## EXERCISE PROMPT
Repeat the material exactly as it appears.

Some records:
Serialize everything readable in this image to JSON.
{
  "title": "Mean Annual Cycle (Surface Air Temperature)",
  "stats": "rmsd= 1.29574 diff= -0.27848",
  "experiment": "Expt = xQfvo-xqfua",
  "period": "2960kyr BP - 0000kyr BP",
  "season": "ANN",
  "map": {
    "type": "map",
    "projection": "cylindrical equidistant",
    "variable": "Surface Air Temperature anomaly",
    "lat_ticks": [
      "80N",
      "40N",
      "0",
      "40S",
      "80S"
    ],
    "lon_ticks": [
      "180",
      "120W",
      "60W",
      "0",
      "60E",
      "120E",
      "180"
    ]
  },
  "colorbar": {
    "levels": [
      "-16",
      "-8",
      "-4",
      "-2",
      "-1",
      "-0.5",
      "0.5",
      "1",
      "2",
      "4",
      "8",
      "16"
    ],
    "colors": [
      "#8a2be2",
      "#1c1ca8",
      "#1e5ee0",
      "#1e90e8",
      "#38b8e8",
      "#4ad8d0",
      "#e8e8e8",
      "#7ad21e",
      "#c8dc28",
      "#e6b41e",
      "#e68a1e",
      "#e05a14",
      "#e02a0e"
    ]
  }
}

## FINISHED ANSWER
Serialize everything readable in this image to JSON.
{
  "title": "Mean Annual Cycle (Surface Air Temperature)",
  "stats": "rmsd= 1.29574 diff= -0.27848",
  "experiment": "Expt = xQfvo-xqfua",
  "period": "2960kyr BP - 0000kyr BP",
  "season": "ANN",
  "map": {
    "type": "map",
    "projection": "cylindrical equidistant",
    "variable": "Surface Air Temperature anomaly",
    "lat_ticks": [
      "80N",
      "40N",
      "0",
      "40S",
      "80S"
    ],
    "lon_ticks": [
      "180",
      "120W",
      "60W",
      "0",
      "60E",
      "120E",
      "180"
    ]
  },
  "colorbar": {
    "levels": [
      "-16",
      "-8",
      "-4",
      "-2",
      "-1",
      "-0.5",
      "0.5",
      "1",
      "2",
      "4",
      "8",
      "16"
    ],
    "colors": [
      "#8a2be2",
      "#1c1ca8",
      "#1e5ee0",
      "#1e90e8",
      "#38b8e8",
      "#4ad8d0",
      "#e8e8e8",
      "#7ad21e",
      "#c8dc28",
      "#e6b41e",
      "#e68a1e",
      "#e05a14",
      "#e02a0e"
    ]
  }
}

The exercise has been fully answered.